OBJECTIVE: Write out the listing beneath this instruction in its entirety, exactly as it reads.

[Data items]
* Start *

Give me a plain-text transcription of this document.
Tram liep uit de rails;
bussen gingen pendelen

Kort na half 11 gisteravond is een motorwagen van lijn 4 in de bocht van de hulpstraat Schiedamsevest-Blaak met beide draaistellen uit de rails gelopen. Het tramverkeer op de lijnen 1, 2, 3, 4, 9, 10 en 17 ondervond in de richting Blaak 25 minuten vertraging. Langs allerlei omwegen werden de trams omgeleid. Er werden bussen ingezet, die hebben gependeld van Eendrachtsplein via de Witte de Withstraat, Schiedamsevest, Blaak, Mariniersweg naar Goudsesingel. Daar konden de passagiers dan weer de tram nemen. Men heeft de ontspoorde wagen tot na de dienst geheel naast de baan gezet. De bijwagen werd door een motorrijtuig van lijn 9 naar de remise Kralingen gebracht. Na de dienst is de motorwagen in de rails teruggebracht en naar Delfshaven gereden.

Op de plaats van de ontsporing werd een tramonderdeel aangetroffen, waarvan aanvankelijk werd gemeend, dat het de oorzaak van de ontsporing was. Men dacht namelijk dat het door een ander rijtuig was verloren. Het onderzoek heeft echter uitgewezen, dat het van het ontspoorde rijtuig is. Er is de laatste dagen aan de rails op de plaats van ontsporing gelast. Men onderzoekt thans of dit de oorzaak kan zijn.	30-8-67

* End *

WORKED SOLUTION:
Give me a plain-text transcription of this document.
Tram liep uit de rails;
bussen gingen pendelen

Kort na half 11 gisteravond is een motorwagen van lijn 4 in de bocht van de hulpstraat Schiedamsevest-Blaak met beide draaistellen uit de rails gelopen. Het tramverkeer op de lijnen 1, 2, 3, 4, 9, 10 en 17 ondervond in de richting Blaak 25 minuten vertraging. Langs allerlei omwegen werden de trams omgeleid. Er werden bussen ingezet, die hebben gependeld van Eendrachtsplein via de Witte de Withstraat, Schiedamsevest, Blaak, Mariniersweg naar Goudsesingel. Daar konden de passagiers dan weer de tram nemen. Men heeft de ontspoorde wagen tot na de dienst geheel naast de baan gezet. De bijwagen werd door een motorrijtuig van lijn 9 naar de remise Kralingen gebracht. Na de dienst is de motorwagen in de rails teruggebracht en naar Delfshaven gereden.

Op de plaats van de ontsporing werd een tramonderdeel aangetroffen, waarvan aanvankelijk werd gemeend, dat het de oorzaak van de ontsporing was. Men dacht namelijk dat het door een ander rijtuig was verloren. Het onderzoek heeft echter uitgewezen, dat het van het ontspoorde rijtuig is. Er is de laatste dagen aan de rails op de plaats van ontsporing gelast. Men onderzoekt thans of dit de oorzaak kan zijn.	30-8-67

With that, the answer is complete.